= Objective =
Extract every line that contains the string "Intensity".

= Excerpted records =
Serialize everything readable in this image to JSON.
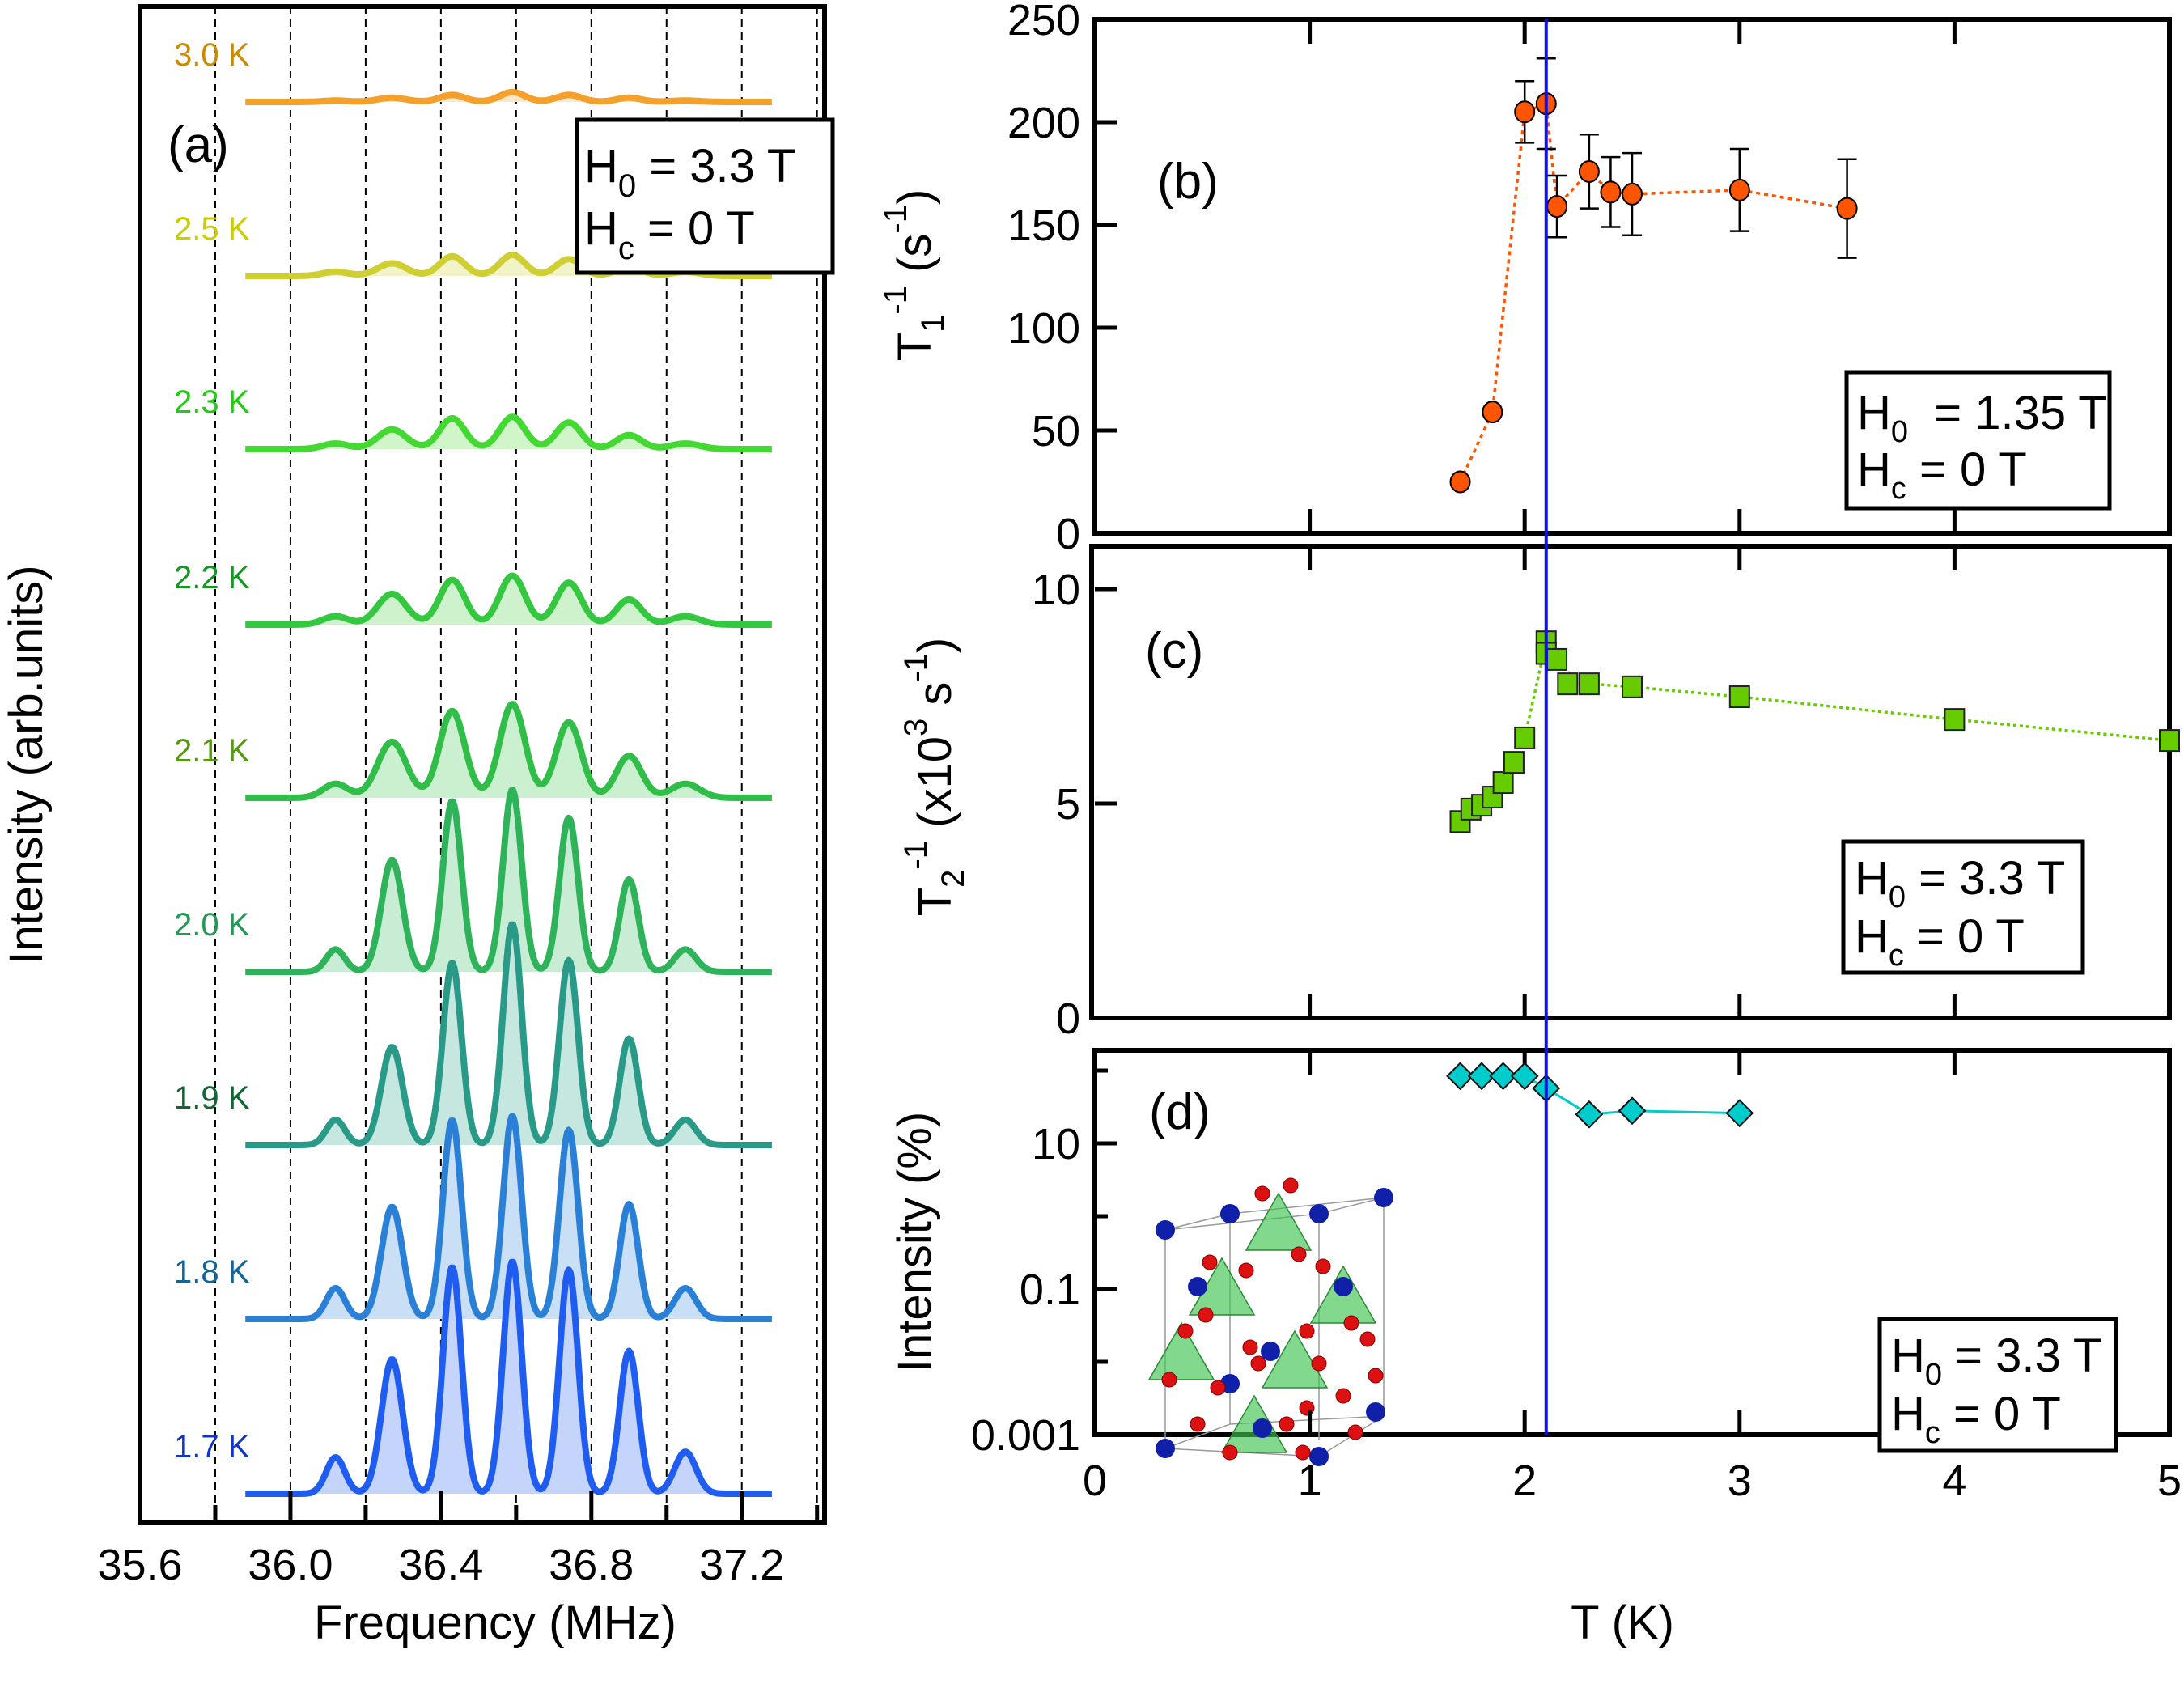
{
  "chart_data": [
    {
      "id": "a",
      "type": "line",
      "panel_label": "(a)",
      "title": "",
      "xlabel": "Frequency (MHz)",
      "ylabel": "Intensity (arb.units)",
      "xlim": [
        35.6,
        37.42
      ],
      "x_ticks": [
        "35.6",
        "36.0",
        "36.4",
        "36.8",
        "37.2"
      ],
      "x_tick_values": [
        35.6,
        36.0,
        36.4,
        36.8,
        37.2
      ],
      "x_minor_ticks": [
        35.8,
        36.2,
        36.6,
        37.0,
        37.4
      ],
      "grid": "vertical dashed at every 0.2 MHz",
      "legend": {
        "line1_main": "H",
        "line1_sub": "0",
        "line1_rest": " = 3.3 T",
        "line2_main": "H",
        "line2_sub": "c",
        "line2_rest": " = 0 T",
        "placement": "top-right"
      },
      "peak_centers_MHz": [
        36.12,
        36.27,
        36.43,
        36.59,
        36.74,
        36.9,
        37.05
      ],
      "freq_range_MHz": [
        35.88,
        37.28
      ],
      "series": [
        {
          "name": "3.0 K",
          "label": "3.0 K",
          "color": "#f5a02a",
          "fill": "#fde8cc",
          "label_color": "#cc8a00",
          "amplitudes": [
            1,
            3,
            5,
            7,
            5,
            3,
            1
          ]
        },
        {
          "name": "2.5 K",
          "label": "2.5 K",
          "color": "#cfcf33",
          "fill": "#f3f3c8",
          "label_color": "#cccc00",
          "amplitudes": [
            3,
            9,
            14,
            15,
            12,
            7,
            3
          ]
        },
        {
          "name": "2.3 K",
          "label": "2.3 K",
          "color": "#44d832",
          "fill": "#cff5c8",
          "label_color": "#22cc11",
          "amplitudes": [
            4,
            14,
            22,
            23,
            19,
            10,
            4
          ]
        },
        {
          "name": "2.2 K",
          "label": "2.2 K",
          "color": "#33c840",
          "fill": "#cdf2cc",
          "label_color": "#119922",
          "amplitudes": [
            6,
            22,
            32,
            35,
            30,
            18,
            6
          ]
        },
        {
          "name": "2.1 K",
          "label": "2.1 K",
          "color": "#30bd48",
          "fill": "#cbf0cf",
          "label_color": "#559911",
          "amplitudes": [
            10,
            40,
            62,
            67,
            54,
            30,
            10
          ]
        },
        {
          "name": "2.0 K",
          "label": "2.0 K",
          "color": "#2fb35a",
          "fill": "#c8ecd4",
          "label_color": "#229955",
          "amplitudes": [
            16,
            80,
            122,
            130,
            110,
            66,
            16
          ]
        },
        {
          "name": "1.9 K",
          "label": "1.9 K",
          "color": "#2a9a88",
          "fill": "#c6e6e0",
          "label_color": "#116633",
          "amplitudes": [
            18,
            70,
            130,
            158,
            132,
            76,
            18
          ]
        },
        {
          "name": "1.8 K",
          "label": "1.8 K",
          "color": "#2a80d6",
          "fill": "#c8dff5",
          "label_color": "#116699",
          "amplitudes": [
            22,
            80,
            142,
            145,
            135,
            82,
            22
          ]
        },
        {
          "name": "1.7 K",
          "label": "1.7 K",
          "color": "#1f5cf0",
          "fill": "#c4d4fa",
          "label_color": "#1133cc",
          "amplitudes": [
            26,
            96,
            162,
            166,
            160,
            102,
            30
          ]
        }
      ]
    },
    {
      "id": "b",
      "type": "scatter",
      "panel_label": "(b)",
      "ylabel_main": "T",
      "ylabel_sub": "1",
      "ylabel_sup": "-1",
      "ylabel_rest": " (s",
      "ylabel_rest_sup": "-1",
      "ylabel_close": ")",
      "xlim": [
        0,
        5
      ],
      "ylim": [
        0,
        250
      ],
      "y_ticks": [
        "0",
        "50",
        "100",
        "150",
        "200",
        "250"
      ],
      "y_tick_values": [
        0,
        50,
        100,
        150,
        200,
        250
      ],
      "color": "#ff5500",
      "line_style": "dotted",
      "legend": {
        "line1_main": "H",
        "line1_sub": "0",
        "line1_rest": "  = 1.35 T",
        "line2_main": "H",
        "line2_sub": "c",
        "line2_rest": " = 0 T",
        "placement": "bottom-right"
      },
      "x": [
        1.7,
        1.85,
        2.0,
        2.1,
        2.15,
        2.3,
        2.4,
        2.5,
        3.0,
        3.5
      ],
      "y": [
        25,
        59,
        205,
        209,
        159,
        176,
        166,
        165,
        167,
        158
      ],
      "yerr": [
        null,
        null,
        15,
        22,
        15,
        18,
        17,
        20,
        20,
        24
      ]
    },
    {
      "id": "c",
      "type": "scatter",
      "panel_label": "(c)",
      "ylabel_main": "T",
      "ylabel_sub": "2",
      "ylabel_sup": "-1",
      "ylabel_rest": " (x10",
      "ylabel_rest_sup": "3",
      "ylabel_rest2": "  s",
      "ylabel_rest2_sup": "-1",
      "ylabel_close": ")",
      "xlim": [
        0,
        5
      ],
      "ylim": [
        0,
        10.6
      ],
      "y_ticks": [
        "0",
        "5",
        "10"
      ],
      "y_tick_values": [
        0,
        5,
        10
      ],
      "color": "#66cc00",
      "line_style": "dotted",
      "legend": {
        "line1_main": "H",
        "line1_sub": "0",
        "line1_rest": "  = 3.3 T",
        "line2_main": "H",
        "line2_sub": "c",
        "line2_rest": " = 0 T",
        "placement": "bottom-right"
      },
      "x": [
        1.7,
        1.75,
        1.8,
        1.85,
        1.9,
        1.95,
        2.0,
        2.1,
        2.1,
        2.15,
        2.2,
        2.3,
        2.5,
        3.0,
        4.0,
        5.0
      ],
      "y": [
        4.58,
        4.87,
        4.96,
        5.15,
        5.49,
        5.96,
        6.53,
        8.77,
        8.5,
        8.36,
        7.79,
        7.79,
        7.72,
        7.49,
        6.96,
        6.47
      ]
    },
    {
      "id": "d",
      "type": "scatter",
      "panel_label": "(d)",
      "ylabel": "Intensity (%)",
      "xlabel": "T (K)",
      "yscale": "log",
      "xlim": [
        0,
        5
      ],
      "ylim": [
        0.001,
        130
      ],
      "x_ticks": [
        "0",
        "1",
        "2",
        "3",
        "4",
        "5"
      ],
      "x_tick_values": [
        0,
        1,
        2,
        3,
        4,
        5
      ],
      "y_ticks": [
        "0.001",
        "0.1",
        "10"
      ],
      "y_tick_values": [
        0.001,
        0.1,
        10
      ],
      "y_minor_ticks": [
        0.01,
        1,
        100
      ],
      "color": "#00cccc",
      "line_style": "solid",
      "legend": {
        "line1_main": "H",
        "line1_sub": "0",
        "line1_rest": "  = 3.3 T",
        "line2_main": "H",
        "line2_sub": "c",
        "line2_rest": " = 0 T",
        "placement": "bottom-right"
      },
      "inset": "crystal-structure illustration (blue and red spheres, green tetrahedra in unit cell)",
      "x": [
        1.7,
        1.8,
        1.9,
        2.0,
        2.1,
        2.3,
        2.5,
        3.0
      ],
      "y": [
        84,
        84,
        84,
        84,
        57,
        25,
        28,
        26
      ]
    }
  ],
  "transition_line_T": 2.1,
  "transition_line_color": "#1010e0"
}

= Answer for the task =
      "ylabel": "Intensity (arb.units)",
      "ylabel": "Intensity (%)",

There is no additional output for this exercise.